Il grande direttore a Torino per il Don Giovanni con la regia di sua figlia Chiara e un cast di giovani: «È un titolo difficilissimo, in uno strano equilibrio tra gioco e dramma. Il seduttore vive nel disordine e lo crea: sociale, morale, affettivo».

Riccardo Muti: «Il governo dia più sostegno all'opera, non solo ai musei»

Ad ascoltarlo, sembra una delle sue lezioni in tv, intrise di cultura umanistica. Riccardo Muti lancia un appello al nuovo governo per aiutare la musica, non solo i musei. E porta, il 18 novembre al Regio di Torino, con la regia di sua figlia Chiara e una compagnia di giovani cantanti, Don Giovanni (unica sua opera prevista per il momento). Lo diresse nel 1987 e nel ’99 alla Scala con la regia di Giorgio Strehler, quindi Vienna, Salisburgo e Ravenna. «Torno a Torino dopo la felice esperienza del Così fan tutte, ho trovato un’orchestra in un’ottima situazione artistica, e collaborativa».

E’ l’opera più enigmatica, misteriosa, indecifrabile.

«E’ difficile per un regista, difficilissima sul piano musicale. Strehler, alla fine del suo spettacolo notturno, mi disse: non l’abbiamo fatto. Fece una pausa e aggiunse, ma non lo farà mai nessuno. Lui era estremo, ma certamente è un’opera impossibile. L’equilibrio è strano già dal titolo: dramma giocoso».

Quanto c’è di dramma e quanto c’è di giocoso?

«La chiave è già nell’ouverture, dove l’inizio è tragico, nella tonalità funebre di re minore, quella del Requiem di Mozart. Sembra musica dell’oltretomba, comincia come l’inferno, poi, dopo gli archi che sembrano gemere, si passa per contrasto a un allegro, un movimento veloce dove si innesca il gioco di una corsa irrefrenabile, vorticosa, di una vita inappagata e inappagabile».

+===+

▶ _Consegne_:
1 > Riproduci fedelmente il passo dell'intervista a Riccardo Muti che comincia con le parole "Ad ascoltarlo, sembra" e si chiude dopo "enigmatica, misteriosa, indecifrabile.".
2 > Nell'intervista a Riccardo Muti, in quale tonalità inizia l'ouverture del Don Giovanni?
Per rispondere basta il testo qui sopra, senza ricorrere ad altre fonti.

▶ _Estratto dei dati_:
+===+

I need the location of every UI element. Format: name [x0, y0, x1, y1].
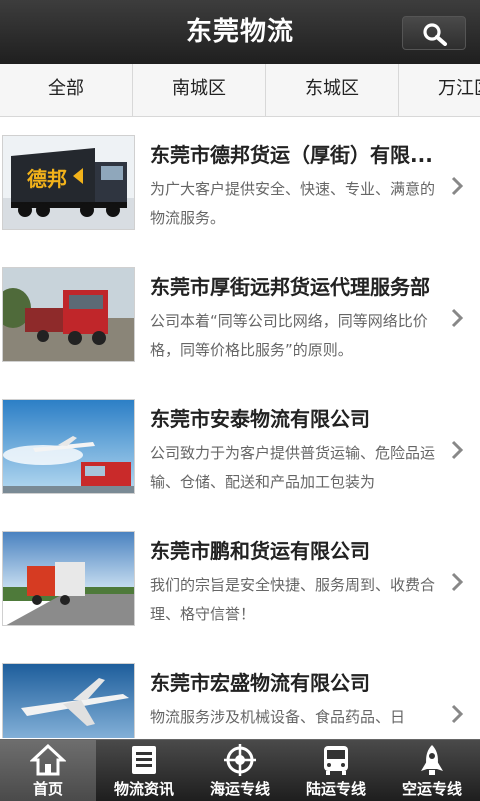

+===+

▶ _Risultati attesi_:
1 >
Ad ascoltarlo, sembra una delle sue lezioni in tv, intrise di cultura umanistica. Riccardo Muti lancia un appello al nuovo governo per aiutare la musica, non solo i musei. E porta, il 18 novembre al Regio di Torino, con la regia di sua figlia Chiara e una compagnia di giovani cantanti, Don Giovanni (unica sua opera prevista per il momento). Lo diresse nel 1987 e nel ’99 alla Scala con la regia di Giorgio Strehler, quindi Vienna, Salisburgo e Ravenna. «Torno a Torino dopo la felice esperienza del Così fan tutte, ho trovato un’orchestra in un’ottima situazione artistica, e collaborativa».

E’ l’opera più enigmatica, misteriosa, indecifrabile.

2 > In re minore, la tonalità funebre del Requiem di Mozart.